OBJECTIVE:
Return the material word for word. Do not include pictures.

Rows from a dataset
•••
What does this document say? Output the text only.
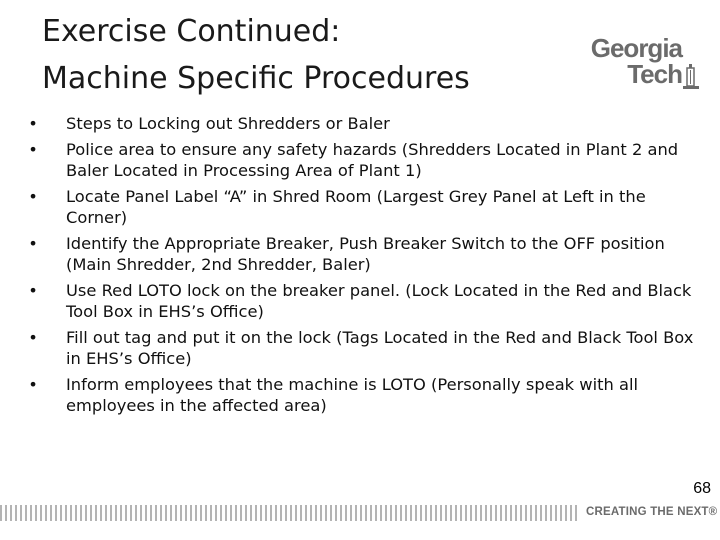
Exercise Continued:
Machine Specific Procedures
Georgia
Tech
• Steps to Locking out Shredders or Baler
• Police area to ensure any safety hazards (Shredders Located in Plant 2 and Baler Located in Processing Area of Plant 1)
• Locate Panel Label “A” in Shred Room (Largest Grey Panel at Left in the Corner)
• Identify the Appropriate Breaker, Push Breaker Switch to the OFF position (Main Shredder, 2nd Shredder, Baler)
• Use Red LOTO lock on the breaker panel. (Lock Located in the Red and Black Tool Box in EHS’s Office)
• Fill out tag and put it on the lock (Tags Located in the Red and Black Tool Box in EHS’s Office)
• Inform employees that the machine is LOTO (Personally speak with all employees in the affected area)
68
CREATING THE NEXT®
•••
ANSWER:
What does this document say? Output the text only.
Exercise Continued:
Machine Specific Procedures
Georgia
Tech
• Steps to Locking out Shredders or Baler
• Police area to ensure any safety hazards (Shredders Located in Plant 2 and Baler Located in Processing Area of Plant 1)
• Locate Panel Label “A” in Shred Room (Largest Grey Panel at Left in the Corner)
• Identify the Appropriate Breaker, Push Breaker Switch to the OFF position (Main Shredder, 2nd Shredder, Baler)
• Use Red LOTO lock on the breaker panel. (Lock Located in the Red and Black Tool Box in EHS’s Office)
• Fill out tag and put it on the lock (Tags Located in the Red and Black Tool Box in EHS’s Office)
• Inform employees that the machine is LOTO (Personally speak with all employees in the affected area)
68
CREATING THE NEXT®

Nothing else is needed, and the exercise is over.